Aim of the task: Using the listing below, select the lines with the word "this" and copy them.

Raw records:
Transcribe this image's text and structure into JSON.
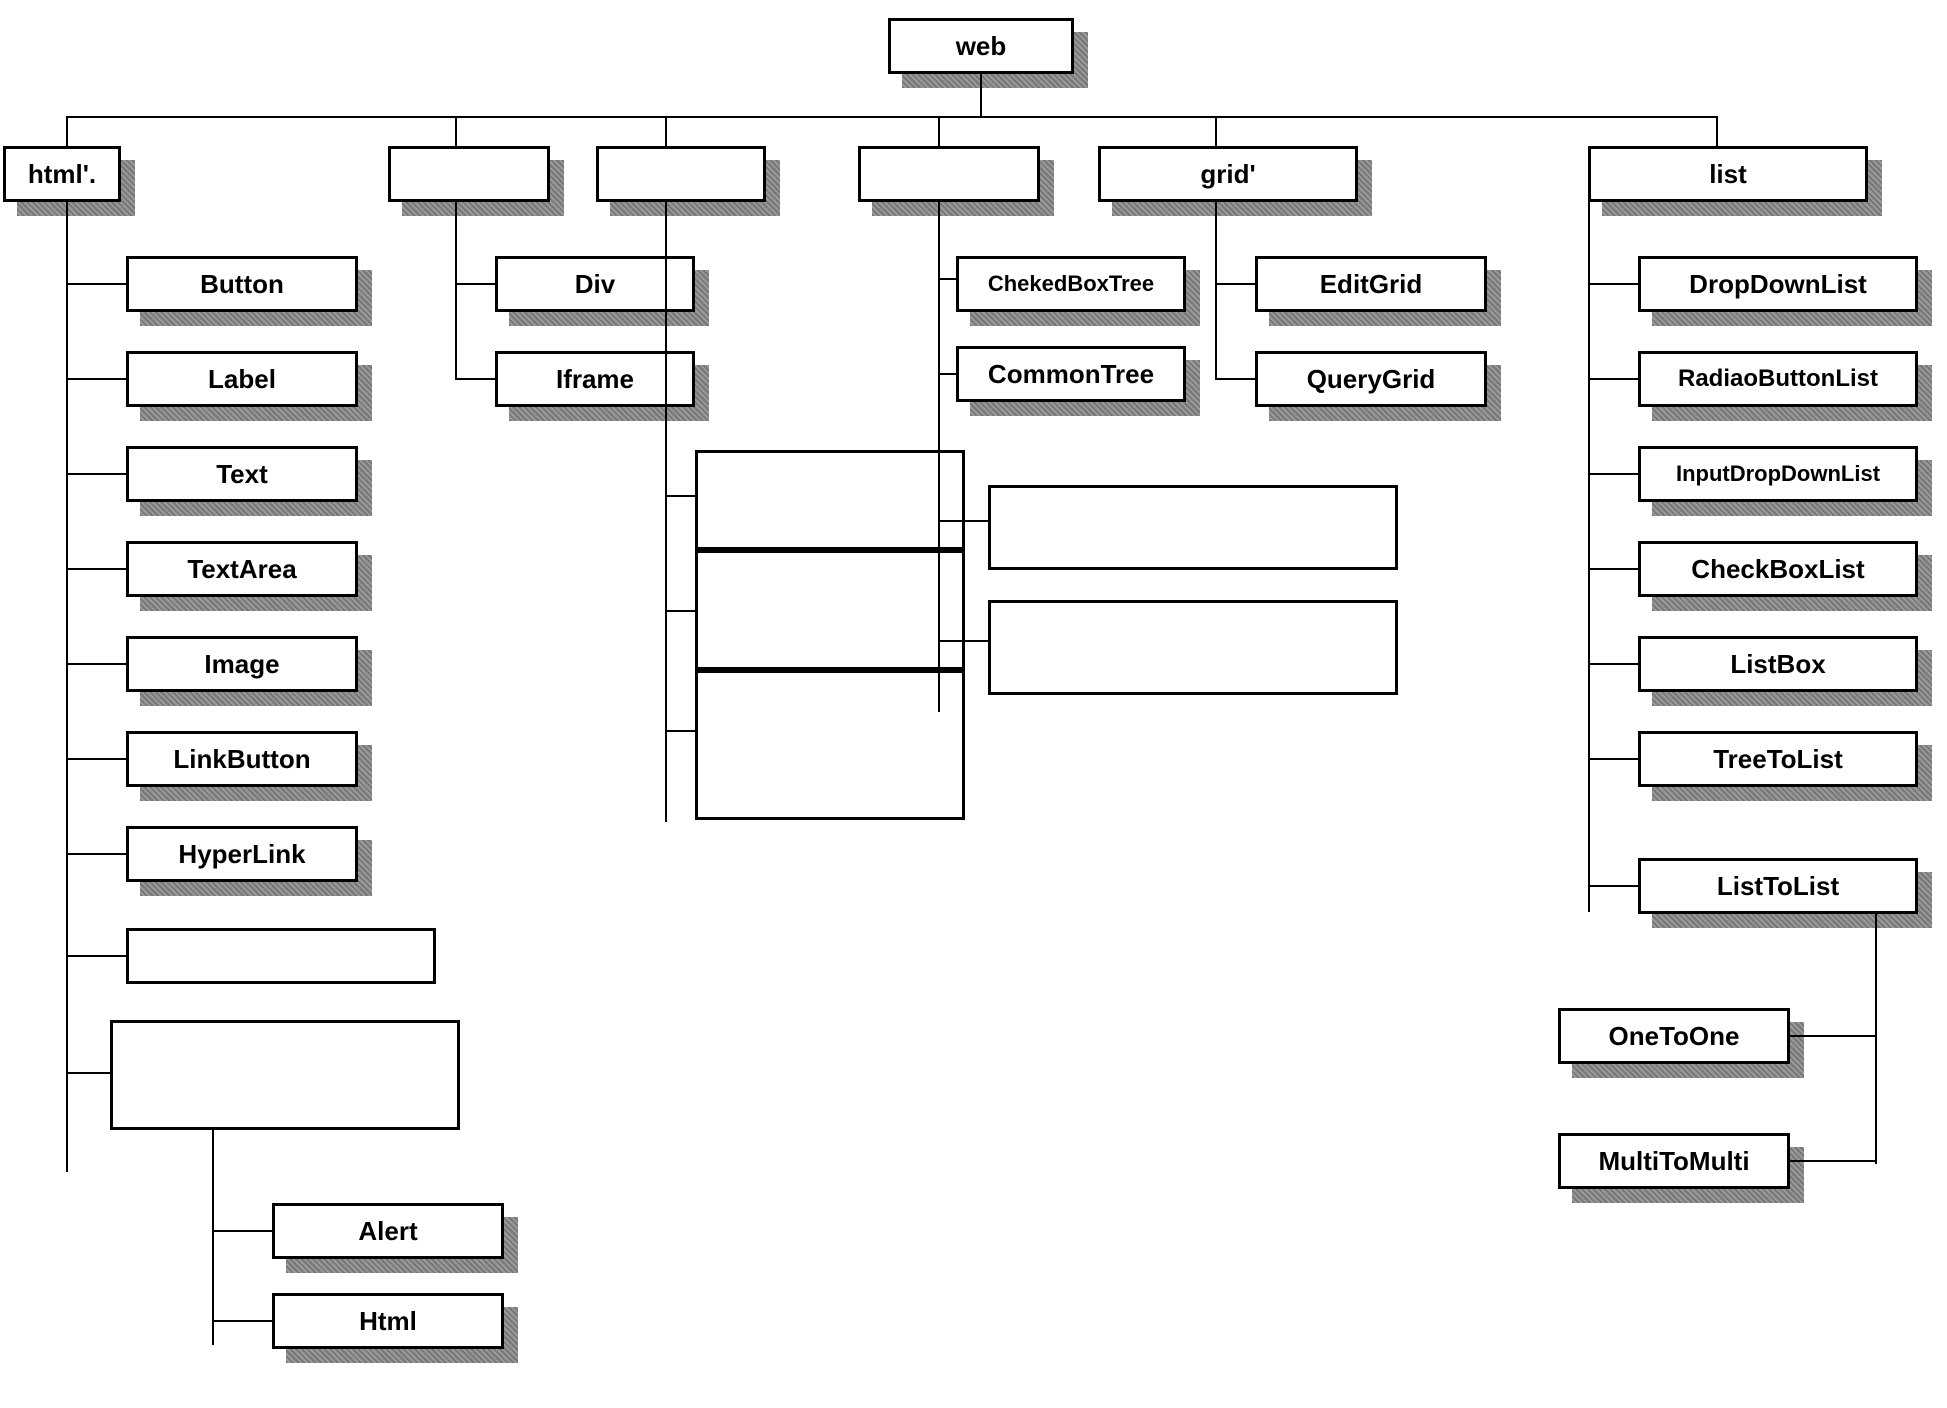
{
  "root": {
    "label": "web"
  },
  "level1": [
    {
      "id": "html",
      "label": "html'."
    },
    {
      "id": "cat2",
      "label": ""
    },
    {
      "id": "cat3",
      "label": ""
    },
    {
      "id": "cat4",
      "label": ""
    },
    {
      "id": "grid",
      "label": "grid'"
    },
    {
      "id": "list",
      "label": "list"
    }
  ],
  "html_children": [
    "Button",
    "Label",
    "Text",
    "TextArea",
    "Image",
    "LinkButton",
    "HyperLink",
    "",
    "",
    "Alert",
    "Html"
  ],
  "cat2_children": [
    "Div",
    "Iframe"
  ],
  "cat3_children": [
    "",
    "",
    ""
  ],
  "cat4_children_left": [
    "ChekedBoxTree",
    "CommonTree"
  ],
  "cat4_children_right": [
    "",
    ""
  ],
  "grid_children": [
    "EditGrid",
    "QueryGrid"
  ],
  "list_children": [
    "DropDownList",
    "RadiaoButtonList",
    "InputDropDownList",
    "CheckBoxList",
    "ListBox",
    "TreeToList",
    "ListToList"
  ],
  "listtolist_children": [
    "OneToOne",
    "MultiToMulti"
  ]
}
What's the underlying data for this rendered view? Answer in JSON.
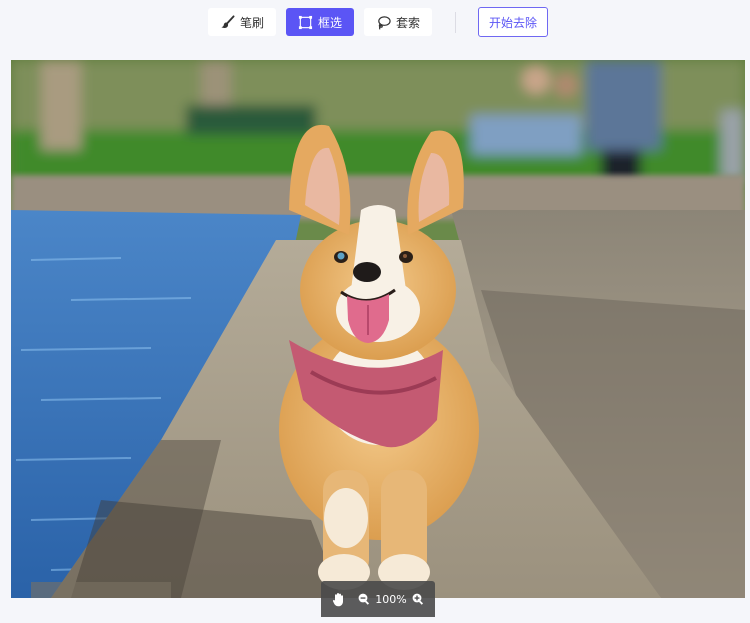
{
  "toolbar": {
    "brush_label": "笔刷",
    "box_select_label": "框选",
    "lasso_label": "套索",
    "action_label": "开始去除"
  },
  "zoom": {
    "level": "100%"
  },
  "icons": {
    "brush": "brush-icon",
    "box_select": "box-select-icon",
    "lasso": "lasso-icon",
    "hand": "hand-icon",
    "zoom_out": "zoom-out-icon",
    "zoom_in": "zoom-in-icon"
  },
  "colors": {
    "accent": "#5b55f5",
    "background": "#f5f6fa",
    "zoom_bar": "#4a4a4a"
  }
}
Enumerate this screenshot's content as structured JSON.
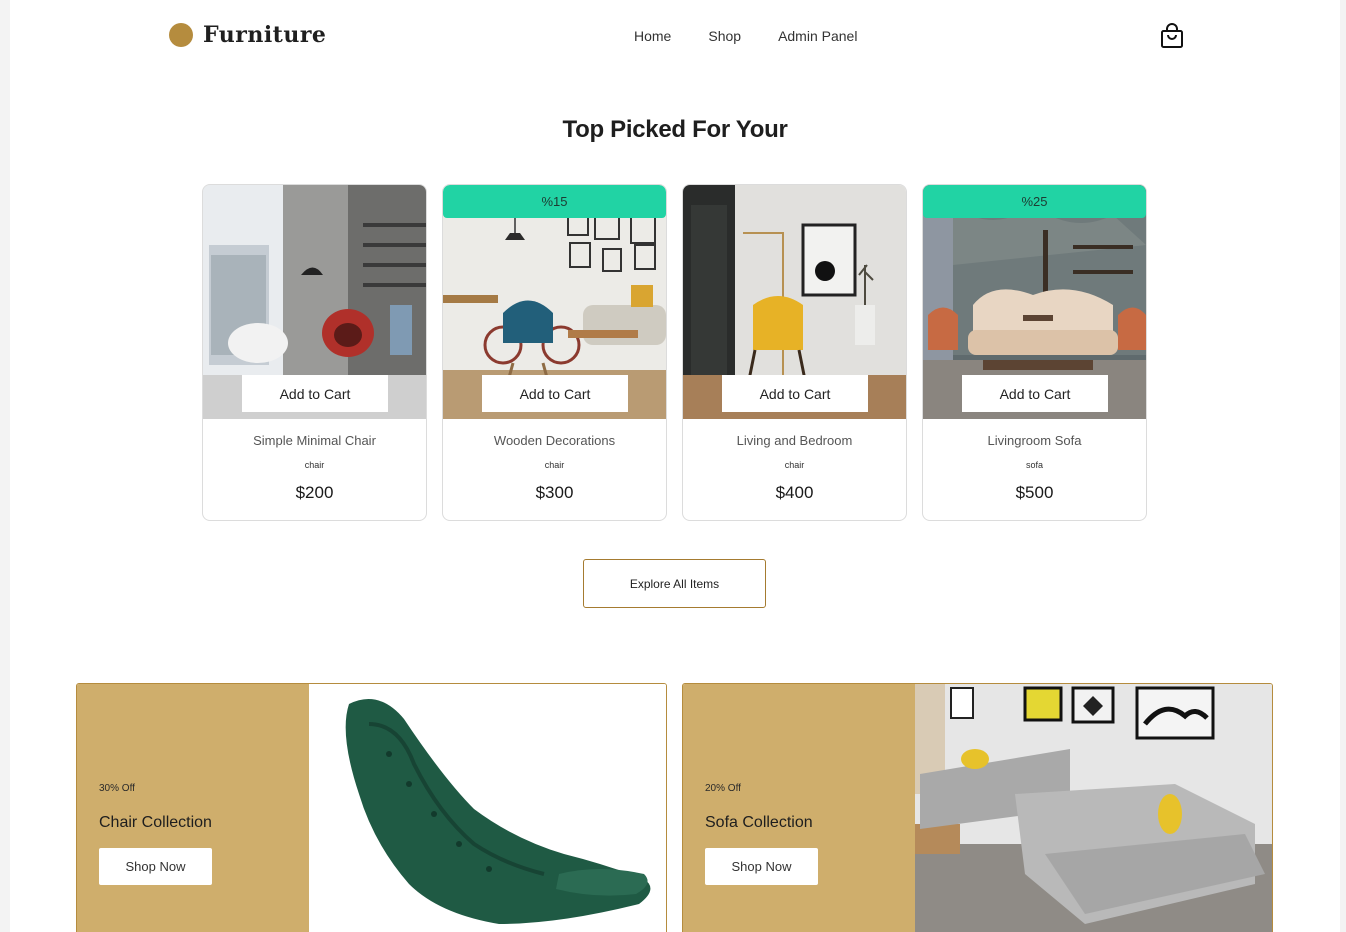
{
  "header": {
    "logo_text": "Furniture",
    "nav": [
      "Home",
      "Shop",
      "Admin Panel"
    ]
  },
  "section_title": "Top Picked For Your",
  "products": [
    {
      "name": "Simple Minimal Chair",
      "category": "chair",
      "price": "$200",
      "badge": "",
      "button": "Add to Cart"
    },
    {
      "name": "Wooden Decorations",
      "category": "chair",
      "price": "$300",
      "badge": "%15",
      "button": "Add to Cart"
    },
    {
      "name": "Living and Bedroom",
      "category": "chair",
      "price": "$400",
      "badge": "",
      "button": "Add to Cart"
    },
    {
      "name": "Livingroom Sofa",
      "category": "sofa",
      "price": "$500",
      "badge": "%25",
      "button": "Add to Cart"
    }
  ],
  "explore_button": "Explore All Items",
  "promos": [
    {
      "off": "30% Off",
      "title": "Chair Collection",
      "button": "Shop Now"
    },
    {
      "off": "20% Off",
      "title": "Sofa Collection",
      "button": "Shop Now"
    }
  ],
  "colors": {
    "brand": "#b58c3e",
    "badge": "#21d3a4",
    "promo_panel": "#cfae6c"
  },
  "icons": {
    "cart": "shopping-bag-icon"
  }
}
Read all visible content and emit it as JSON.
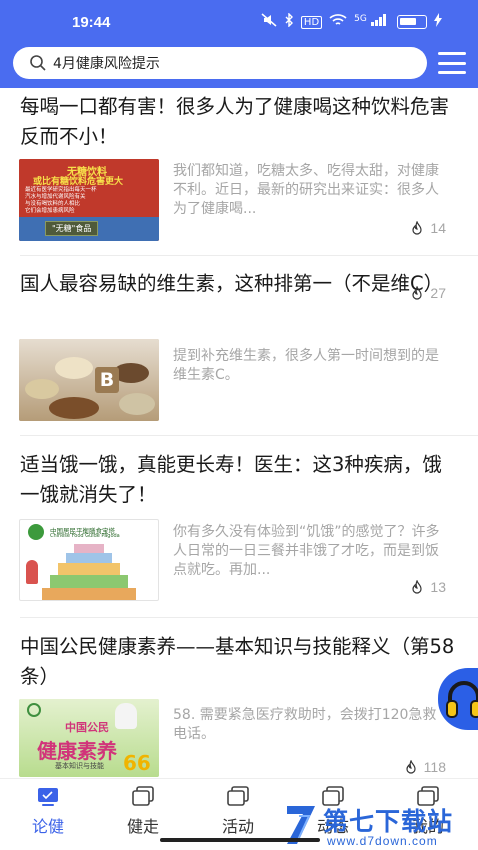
{
  "status_bar": {
    "time": "19:44",
    "icons": [
      "mute-icon",
      "bluetooth-icon",
      "hd-icon",
      "wifi-icon",
      "signal-5g-icon",
      "battery-icon"
    ],
    "hd_label": "HD",
    "network_label": "5G"
  },
  "header": {
    "search_text": "4月健康风险提示",
    "accent_color": "#4a6cf0"
  },
  "articles": [
    {
      "title": "每喝一口都有害！很多人为了健康喝这种饮料危害反而不小！",
      "excerpt": "我们都知道，吃糖太多、吃得太甜，对健康不利。近日，最新的研究出来证实：很多人为了健康喝...",
      "likes": "14",
      "thumb": {
        "heading": "无糖饮料",
        "subheading": "或比有糖饮料危害更大",
        "lines": [
          "最近有医学研究指出每天一杯",
          "汽水与增加代谢风险有关",
          "与没有喝饮料的人相比",
          "它们会增加患病风险"
        ],
        "tag": "\"无糖\"食品"
      }
    },
    {
      "title": "国人最容易缺的维生素，这种排第一（不是维C）",
      "excerpt": "提到补充维生素，很多人第一时间想到的是维生素C。",
      "likes": "27",
      "thumb": {
        "badge": "B"
      }
    },
    {
      "title": "适当饿一饿，真能更长寿！医生：这3种疾病，饿一饿就消失了！",
      "excerpt": "你有多久没有体验到“饥饿”的感觉了？许多人日常的一日三餐并非饿了才吃，而是到饭点就吃。再加...",
      "likes": "13",
      "thumb": {
        "heading": "中国居民平衡膳食宝塔",
        "subheading": "Chinese Food Guide Pagoda"
      }
    },
    {
      "title": "中国公民健康素养——基本知识与技能释义（第58条）",
      "excerpt": "58. 需要紧急医疗救助时，会拨打120急救电话。",
      "likes": "118",
      "thumb": {
        "top": "中国公民",
        "title": "健康素养",
        "sub": "基本知识与技能",
        "number": "66"
      }
    }
  ],
  "bottom_nav": [
    {
      "label": "论健",
      "icon": "monitor-icon",
      "active": true
    },
    {
      "label": "健走",
      "icon": "screen-icon",
      "active": false
    },
    {
      "label": "活动",
      "icon": "screen-icon",
      "active": false
    },
    {
      "label": "动态",
      "icon": "screen-icon",
      "active": false
    },
    {
      "label": "我的",
      "icon": "screen-icon",
      "active": false
    }
  ],
  "watermark": {
    "text": "第七下载站",
    "url": "www.d7down.com"
  }
}
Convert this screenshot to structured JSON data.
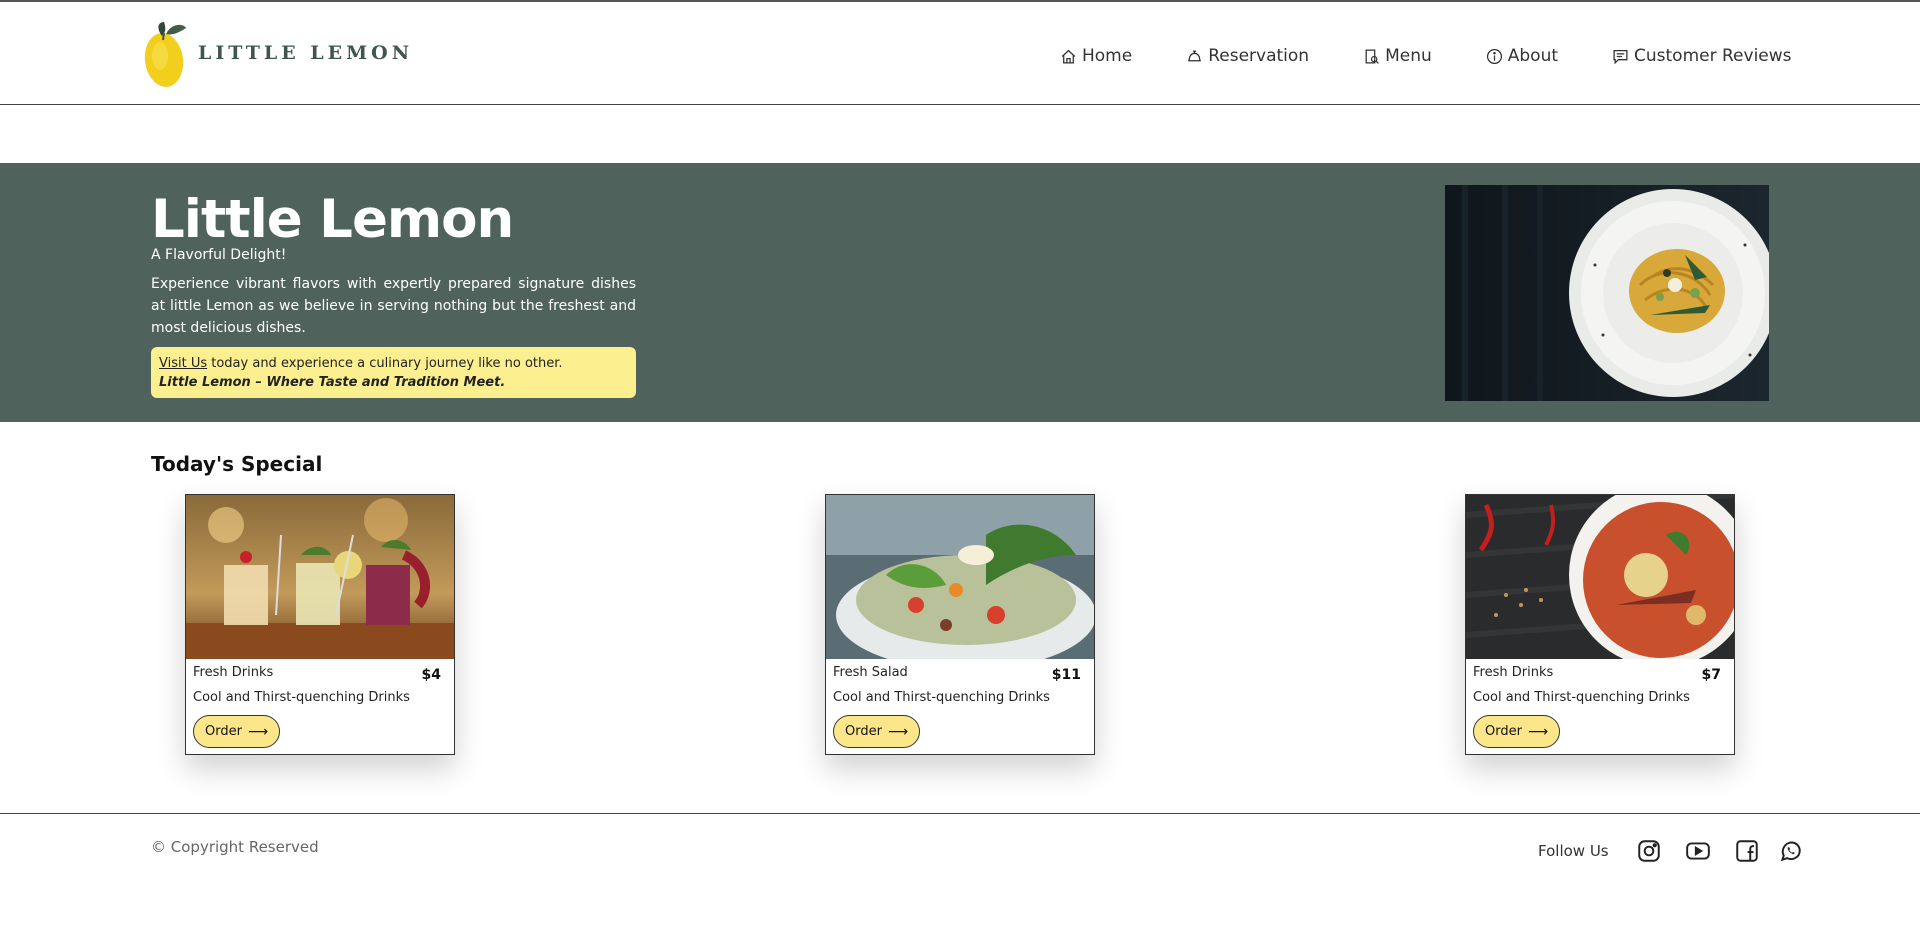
{
  "header": {
    "brand": "LITTLE LEMON",
    "nav": [
      {
        "label": "Home",
        "icon": "home-icon"
      },
      {
        "label": "Reservation",
        "icon": "bell-icon"
      },
      {
        "label": "Menu",
        "icon": "menu-icon"
      },
      {
        "label": "About",
        "icon": "info-icon"
      },
      {
        "label": "Customer Reviews",
        "icon": "comment-icon"
      }
    ]
  },
  "hero": {
    "title": "Little Lemon",
    "subtitle": "A Flavorful Delight!",
    "description": "Experience vibrant flavors with expertly prepared signature dishes at little Lemon as we believe in serving nothing but the freshest and most delicious dishes.",
    "callout_link": "Visit Us",
    "callout_text": " today and experience a culinary journey like no other.",
    "callout_tagline": "Little Lemon – Where Taste and Tradition Meet."
  },
  "specials": {
    "title": "Today's Special",
    "cards": [
      {
        "name": "Fresh Drinks",
        "price": "$4",
        "description": "Cool and Thirst-quenching Drinks",
        "button": "Order"
      },
      {
        "name": "Fresh Salad",
        "price": "$11",
        "description": "Cool and Thirst-quenching Drinks",
        "button": "Order"
      },
      {
        "name": "Fresh Drinks",
        "price": "$7",
        "description": "Cool and Thirst-quenching Drinks",
        "button": "Order"
      }
    ]
  },
  "footer": {
    "copyright": "© Copyright Reserved",
    "follow": "Follow Us",
    "social": [
      "instagram-icon",
      "youtube-icon",
      "facebook-icon",
      "whatsapp-icon"
    ]
  },
  "colors": {
    "hero_bg": "#4f635c",
    "accent_yellow": "#fbef8f",
    "button_yellow": "#fbe78a",
    "brand_text": "#3f5550"
  }
}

Task response:
Transcribe this image's text and structure into JSON.
What's the underlying data for this rendered view? Answer in JSON.
Enumerate this screenshot's content as structured JSON.
Convert this screenshot to structured JSON data.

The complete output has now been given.